§ Given instruction:
Restate the entire listing word for word.

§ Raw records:
-*-
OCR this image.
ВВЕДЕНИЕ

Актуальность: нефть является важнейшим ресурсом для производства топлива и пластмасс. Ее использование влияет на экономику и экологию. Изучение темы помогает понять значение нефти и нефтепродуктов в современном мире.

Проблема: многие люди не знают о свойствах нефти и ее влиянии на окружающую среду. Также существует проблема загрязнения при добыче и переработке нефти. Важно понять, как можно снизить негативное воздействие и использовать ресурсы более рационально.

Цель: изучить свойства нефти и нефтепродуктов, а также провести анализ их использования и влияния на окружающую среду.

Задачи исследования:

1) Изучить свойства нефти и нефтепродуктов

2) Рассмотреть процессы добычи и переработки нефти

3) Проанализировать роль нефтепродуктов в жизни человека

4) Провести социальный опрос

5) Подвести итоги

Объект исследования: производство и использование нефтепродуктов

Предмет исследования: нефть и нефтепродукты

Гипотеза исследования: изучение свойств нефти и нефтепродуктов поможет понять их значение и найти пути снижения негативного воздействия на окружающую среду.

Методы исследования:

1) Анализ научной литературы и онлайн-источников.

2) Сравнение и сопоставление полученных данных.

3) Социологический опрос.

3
-*-
§ Answer to the exercise:
OCR this image.
ВВЕДЕНИЕ

Актуальность: нефть является важнейшим ресурсом для производства топлива и пластмасс. Ее использование влияет на экономику и экологию. Изучение темы помогает понять значение нефти и нефтепродуктов в современном мире.

Проблема: многие люди не знают о свойствах нефти и ее влиянии на окружающую среду. Также существует проблема загрязнения при добыче и переработке нефти. Важно понять, как можно снизить негативное воздействие и использовать ресурсы более рационально.

Цель: изучить свойства нефти и нефтепродуктов, а также провести анализ их использования и влияния на окружающую среду.

Задачи исследования:

1) Изучить свойства нефти и нефтепродуктов

2) Рассмотреть процессы добычи и переработки нефти

3) Проанализировать роль нефтепродуктов в жизни человека

4) Провести социальный опрос

5) Подвести итоги

Объект исследования: производство и использование нефтепродуктов

Предмет исследования: нефть и нефтепродукты

Гипотеза исследования: изучение свойств нефти и нефтепродуктов поможет понять их значение и найти пути снижения негативного воздействия на окружающую среду.

Методы исследования:

1) Анализ научной литературы и онлайн-источников.

2) Сравнение и сопоставление полученных данных.

3) Социологический опрос.

3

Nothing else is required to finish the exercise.